> **Extracted text**
****

Laputa: Castle in the Sky
As discussed in our episode, Miyazaki has a preoccupation with the relationship and causality between man, science, and natural destruction. Castle in the Sky is a lovely movie about people who created a paradise floating above the earth – its central thesis is basically that when presented with something powerful, mankind will inevitably turn it to destruction, rather than something useful or beautiful. (The exception being, of course, young teens who are still pure enough of heart not to be tainted by masculine ambition.) The opening credits also feature some truly excellent schematics of flying machines.

The Lorax
He speaks for the trees, ok?

Man of Steel
Not the central storyline, but it is worth noting that Krypton implodes because the core of the planet has been mined to the point of internal collapse. Even Kryptonians, smarter and more evolved than simple humans, are prone to hubristic destruction.

Pacific Rim
“We practically terraformed it for them.” One of the things I love about Pacific Rim is that there isn’t really a specific bad guy (other than the kaiju, natch). Unlike Godzilla, it’s not REALLY about how we destroyed the Earth with nuclear power – except that, very subtly, it is. Newt Geiszler (played by Charlie Day) drops a few lines about how the kaiju tried invading during dinosaur times, but the world was too pure, and now that we’ve poisoned it up a bit it’s ready for their take-over. And then Charlie Hunnam and Rinko Kikuchi save the world…through the power of friendship.

****

> **Stored items**

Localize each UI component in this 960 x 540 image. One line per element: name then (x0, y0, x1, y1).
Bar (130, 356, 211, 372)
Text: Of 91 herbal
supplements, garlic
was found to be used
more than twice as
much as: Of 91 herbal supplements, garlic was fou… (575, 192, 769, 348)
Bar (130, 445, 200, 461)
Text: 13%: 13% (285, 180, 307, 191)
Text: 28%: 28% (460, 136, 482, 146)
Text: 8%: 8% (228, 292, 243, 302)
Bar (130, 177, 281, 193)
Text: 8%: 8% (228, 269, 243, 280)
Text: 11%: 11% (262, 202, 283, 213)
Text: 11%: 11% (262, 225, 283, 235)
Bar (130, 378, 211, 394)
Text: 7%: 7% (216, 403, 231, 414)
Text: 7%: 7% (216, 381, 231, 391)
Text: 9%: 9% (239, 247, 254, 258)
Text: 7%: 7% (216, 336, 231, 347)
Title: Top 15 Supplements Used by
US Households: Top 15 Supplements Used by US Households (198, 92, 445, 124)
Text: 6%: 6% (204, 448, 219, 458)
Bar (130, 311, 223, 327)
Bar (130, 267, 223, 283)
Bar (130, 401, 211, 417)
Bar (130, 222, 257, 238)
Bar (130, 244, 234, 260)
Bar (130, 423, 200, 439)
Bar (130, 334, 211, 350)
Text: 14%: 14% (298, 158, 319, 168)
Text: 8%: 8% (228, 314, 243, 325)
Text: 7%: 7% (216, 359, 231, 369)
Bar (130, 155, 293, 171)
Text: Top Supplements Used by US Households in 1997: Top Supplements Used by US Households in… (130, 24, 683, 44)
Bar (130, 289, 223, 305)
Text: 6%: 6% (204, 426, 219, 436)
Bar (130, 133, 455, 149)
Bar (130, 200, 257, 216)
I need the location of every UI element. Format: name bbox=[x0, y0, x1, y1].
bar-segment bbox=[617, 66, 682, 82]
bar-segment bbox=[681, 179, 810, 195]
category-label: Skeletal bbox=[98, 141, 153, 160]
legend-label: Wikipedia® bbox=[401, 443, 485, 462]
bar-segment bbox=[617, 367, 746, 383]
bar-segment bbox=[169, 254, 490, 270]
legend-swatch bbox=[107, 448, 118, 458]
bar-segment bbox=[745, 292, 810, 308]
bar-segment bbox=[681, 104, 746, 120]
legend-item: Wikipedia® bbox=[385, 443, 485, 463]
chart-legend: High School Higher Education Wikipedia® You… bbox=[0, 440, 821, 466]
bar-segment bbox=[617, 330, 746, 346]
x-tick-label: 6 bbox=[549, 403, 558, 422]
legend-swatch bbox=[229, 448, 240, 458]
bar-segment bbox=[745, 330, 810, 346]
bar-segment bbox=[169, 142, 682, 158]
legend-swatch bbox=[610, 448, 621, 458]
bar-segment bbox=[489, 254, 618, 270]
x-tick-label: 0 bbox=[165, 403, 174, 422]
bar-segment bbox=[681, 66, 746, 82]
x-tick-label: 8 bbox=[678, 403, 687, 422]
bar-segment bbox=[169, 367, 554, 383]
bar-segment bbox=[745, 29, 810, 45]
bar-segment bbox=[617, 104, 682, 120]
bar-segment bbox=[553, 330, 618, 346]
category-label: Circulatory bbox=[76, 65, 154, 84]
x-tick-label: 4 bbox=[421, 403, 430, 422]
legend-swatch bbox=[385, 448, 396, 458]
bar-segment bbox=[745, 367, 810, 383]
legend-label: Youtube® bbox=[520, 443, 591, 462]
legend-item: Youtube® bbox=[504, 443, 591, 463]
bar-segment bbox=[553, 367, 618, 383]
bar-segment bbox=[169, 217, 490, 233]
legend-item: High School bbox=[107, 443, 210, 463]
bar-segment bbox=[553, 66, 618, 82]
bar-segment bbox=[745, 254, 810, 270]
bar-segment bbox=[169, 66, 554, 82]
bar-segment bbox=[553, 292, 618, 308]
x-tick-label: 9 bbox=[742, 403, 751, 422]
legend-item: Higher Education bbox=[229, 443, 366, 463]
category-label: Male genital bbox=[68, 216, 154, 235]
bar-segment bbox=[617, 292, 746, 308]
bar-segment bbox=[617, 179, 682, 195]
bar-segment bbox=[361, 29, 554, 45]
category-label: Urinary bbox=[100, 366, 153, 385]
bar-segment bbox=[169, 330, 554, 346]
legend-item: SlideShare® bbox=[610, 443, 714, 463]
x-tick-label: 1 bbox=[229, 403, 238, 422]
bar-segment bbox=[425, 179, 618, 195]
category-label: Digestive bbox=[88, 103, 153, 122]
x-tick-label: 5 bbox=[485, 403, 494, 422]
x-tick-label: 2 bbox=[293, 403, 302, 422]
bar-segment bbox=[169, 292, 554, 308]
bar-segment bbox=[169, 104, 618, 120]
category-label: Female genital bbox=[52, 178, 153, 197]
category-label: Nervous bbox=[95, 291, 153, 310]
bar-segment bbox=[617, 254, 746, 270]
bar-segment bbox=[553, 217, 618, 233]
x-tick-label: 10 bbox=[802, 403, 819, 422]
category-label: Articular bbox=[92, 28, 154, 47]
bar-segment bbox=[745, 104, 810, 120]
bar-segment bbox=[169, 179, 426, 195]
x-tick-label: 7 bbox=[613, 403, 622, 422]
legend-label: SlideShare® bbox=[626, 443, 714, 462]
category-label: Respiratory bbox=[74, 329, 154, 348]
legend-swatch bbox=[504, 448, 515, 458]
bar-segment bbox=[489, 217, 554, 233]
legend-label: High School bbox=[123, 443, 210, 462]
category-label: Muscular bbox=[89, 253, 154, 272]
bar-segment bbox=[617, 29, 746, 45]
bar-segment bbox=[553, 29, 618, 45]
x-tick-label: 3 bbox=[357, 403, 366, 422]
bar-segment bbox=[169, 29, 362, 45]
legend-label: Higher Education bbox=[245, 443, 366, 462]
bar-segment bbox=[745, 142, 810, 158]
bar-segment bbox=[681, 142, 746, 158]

****

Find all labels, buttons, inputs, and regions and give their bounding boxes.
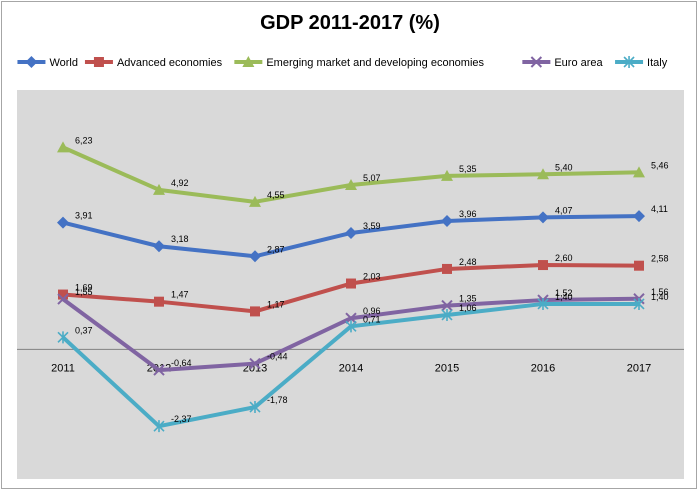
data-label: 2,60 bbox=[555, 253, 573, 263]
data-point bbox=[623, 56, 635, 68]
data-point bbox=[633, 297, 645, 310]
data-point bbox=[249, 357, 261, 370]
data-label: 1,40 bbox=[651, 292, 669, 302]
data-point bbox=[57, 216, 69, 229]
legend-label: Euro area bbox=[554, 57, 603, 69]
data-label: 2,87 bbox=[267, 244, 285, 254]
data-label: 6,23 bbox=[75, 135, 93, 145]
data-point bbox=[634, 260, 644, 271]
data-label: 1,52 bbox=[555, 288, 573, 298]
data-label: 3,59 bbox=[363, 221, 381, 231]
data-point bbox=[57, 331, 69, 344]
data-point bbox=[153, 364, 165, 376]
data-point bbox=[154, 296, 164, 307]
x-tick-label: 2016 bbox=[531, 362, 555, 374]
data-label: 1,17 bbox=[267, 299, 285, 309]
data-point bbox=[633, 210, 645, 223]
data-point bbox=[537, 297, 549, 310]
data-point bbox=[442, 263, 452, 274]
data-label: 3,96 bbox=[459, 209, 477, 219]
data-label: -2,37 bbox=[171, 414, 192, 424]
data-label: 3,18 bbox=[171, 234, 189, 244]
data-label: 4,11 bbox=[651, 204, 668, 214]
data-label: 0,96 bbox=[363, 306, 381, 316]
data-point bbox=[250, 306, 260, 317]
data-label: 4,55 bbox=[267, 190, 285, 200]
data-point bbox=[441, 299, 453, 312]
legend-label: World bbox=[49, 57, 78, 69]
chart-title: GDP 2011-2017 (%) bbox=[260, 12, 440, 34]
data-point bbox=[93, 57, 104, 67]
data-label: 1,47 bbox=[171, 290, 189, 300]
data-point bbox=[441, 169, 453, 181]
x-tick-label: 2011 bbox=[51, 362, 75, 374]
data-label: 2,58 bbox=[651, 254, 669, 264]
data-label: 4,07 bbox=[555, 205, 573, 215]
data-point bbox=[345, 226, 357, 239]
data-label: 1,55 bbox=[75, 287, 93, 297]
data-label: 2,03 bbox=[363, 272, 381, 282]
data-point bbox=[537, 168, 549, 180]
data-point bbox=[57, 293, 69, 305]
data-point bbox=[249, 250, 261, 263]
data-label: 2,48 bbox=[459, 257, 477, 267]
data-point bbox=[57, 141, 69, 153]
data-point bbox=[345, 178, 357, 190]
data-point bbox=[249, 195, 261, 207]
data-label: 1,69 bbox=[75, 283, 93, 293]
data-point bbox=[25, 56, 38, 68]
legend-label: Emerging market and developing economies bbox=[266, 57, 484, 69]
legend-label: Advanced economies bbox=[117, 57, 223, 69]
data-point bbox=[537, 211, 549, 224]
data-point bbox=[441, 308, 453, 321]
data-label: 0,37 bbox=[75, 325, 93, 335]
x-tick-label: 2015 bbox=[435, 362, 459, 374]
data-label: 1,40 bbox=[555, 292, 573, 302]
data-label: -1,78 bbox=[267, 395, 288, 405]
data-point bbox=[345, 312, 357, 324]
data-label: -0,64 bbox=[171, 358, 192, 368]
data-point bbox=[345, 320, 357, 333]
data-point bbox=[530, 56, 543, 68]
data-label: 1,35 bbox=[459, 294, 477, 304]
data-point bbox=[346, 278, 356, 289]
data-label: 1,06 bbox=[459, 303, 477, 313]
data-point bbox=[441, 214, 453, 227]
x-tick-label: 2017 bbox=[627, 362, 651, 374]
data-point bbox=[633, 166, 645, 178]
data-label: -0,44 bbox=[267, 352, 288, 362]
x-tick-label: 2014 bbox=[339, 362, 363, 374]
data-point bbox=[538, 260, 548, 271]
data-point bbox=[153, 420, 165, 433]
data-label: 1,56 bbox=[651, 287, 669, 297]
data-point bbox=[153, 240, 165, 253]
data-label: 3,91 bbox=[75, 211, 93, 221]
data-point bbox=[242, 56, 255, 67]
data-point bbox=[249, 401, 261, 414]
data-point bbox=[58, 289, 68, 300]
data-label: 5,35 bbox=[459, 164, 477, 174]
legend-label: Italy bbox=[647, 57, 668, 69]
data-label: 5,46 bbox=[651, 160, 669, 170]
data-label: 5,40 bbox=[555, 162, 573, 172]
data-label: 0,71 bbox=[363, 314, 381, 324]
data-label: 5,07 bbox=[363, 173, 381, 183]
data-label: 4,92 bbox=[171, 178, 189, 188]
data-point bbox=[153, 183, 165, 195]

****

> **Problems**
• 1. In the film commentary, what causes Krypton to implode in Man of Steel?
• 2. Please continue the film commentary, picking up after its final sentence.

> **Final results**
• 1. The planet's core has been mined to the point of internal collapse.

• 2.
Paolo Bacigalupi’s novels Ship Breaker and The Water Knife
Bacigalupi’s works are interesting in the context of this conversation because they are predominantly about the capitalistic nature of ecological destruction. In Ship Breaker, we meet our main character Nailer on a polluted beach, stripping a beached oil tanker of resources. The United States is a distopic wasteland, with portions covered by global-warming induced flooding and the population divided sharply along economic lines. Nailer makes his living by plundering the ecologically disastrous oil rigs that have been lying dead on his beach for decades.

Similarly, The Water Knife is secondarily about how a large portion of the United States is experiencing deadly dust storms and lethal drought, and mainly about the commercial fight over water and the land it comes from.